• **Extrait du texte**
——

COUR D'APPEL DE DOUAI TROISIÈME CHAMBRE ARRÊT DU 20/ 10/ 2005
BAUX RURAUX
* * *No RG : 04/ 07046
Tribunal paritaire des baux ruraux de MONTREUIL SUR MER du 30 Septembre 2004
REF : CP/ CC
APPELANT
Monsieur Guy X...né le 04 Mars 1947 à LOISON SUR CREQUOISE (62990) demeurant ...représenté par Maître AUBRON, avocat au barreau de BOULOGNE/ MER
INTIMÉ
Monsieur Ludovic Y...demeurant ... représenté par Me Danièle LAMORIL LAUDE, avocat au barreau d'ARRAS
COMPOSITION DE LA COUR LORS DES DÉBATS ET DU DÉLIBÉRÉ Madame MERFELD, Président de chambre Monsieur GAIDON, Conseiller Madame PAOLI, Conseiller--------------------- GREFFIER LORS DES DÉBATS : Madame GAMEZ
DÉBATS à l'audience publique du 08 Septembre 2005, Les parties ont été avisées à l'issue des débats que l'arrêt serait prononcé par sa mise à disposition au greffe.
ARRÊT CONTRADICTOIRE prononcé publiquement par mise à disposition au greffe le 20 Octobre 2005 (date indiquée à l'issue des débats) par Madame MERFELD, Président, et Madame GAMEZ, Greffier, auquel la minute de la décision a été remise par le magistrat signataire.
Monsieur Guy X...est propriétaire de terres cadastrées C no 209, 211, 20 et ZC 60 à LOISON SUR CREQUOISE d'une superficie d'environ 3 ha 40 a.
Soutenant être titulaire d'un bail soumis au statut du fermage, Monsieur Ludovic Y...a saisi le Tribunal Paritaire des Baux Ruraux afin de voir constater ses droits et cesser le trouble que lui occasionne le bailleur.
Par jugement contradictoire du 30 septembre 2004, le Tribunal Paritaire des Baux Ruraux de MONTREUIL SUR MER a :
- déclaré recevable la demande formulée par Ludovic Y...,- déclaré le jugement commun à Maryvonne X...,- dit que Ludovic Y...est titulaire d'un bail soumis au statut du fermage concernant les parcelles situées à LOISON SUR CREQUOISE et cadastrées sous les références C 209, C 211, ZC 60 et C 20 appartenant à Guy X...,- ordonné à Guy X...de libérer les lieux dans un délai de 14 jours à compter de la signification du jugement sous astreinte de 50 € par jour de retard pendant deux mois,- condamné Guy X...à payer à Ludovic Y...la somme de 13. 200 € au titre des pertes subies pour les années culturales 2003 et 2004,- ordonné l'exécution provisoire du jugement, sauf pour les dépens,- condamné Guy X...à payer à Ludovic Y...la somme de 500 € au titre de l'article 700 du nouveau code de procédure civile,- condamné Guy X...aux dépens.

——

• **Tâches à réaliser**
a: D'après l'extrait d'arrêt sur les baux ruraux, dans quel délai le tribunal a-t-il ordonné à Guy X... de libérer les lieux ?
b: Prolongez l'extrait d'arrêt sur les baux ruraux à partir de sa dernière phrase.

• **Informations fournies**
——

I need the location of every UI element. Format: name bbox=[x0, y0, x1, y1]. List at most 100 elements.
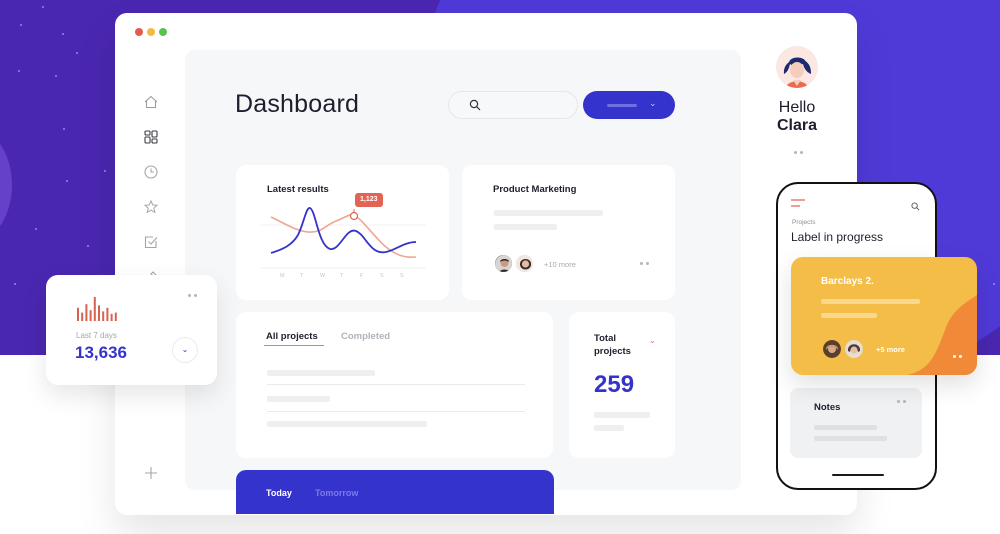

——

• **Réponses finales**
a: Dans un délai de 14 jours à compter de la signification du jugement.

b:
Par lettre recommandée postée le 25 octobre 2004 et réceptionnée au greffe du Tribunal Paritaire des Baux Ruraux de MONTREUIL SUR MER, Monsieur Guy X...a relevé appel du jugement. Par conclusions déposées au greffe de la Cour le 5 janvier 2005 et soutenues oralement à l'audience du 8 septembre 2005, Monsieur X...demande à la Cour d'infirmer le jugement et de :
- dire Monsieur Y...mal fondé en ses demandes tendant à faire juger de l'existence d'un bail à son profit,- débouter Monsieur Y...de toutes ses demandes,- condamner Monsieur Y...au paiement de la somme de 1. 500 € en application de l'article 700 du nouveau code de procédure civile.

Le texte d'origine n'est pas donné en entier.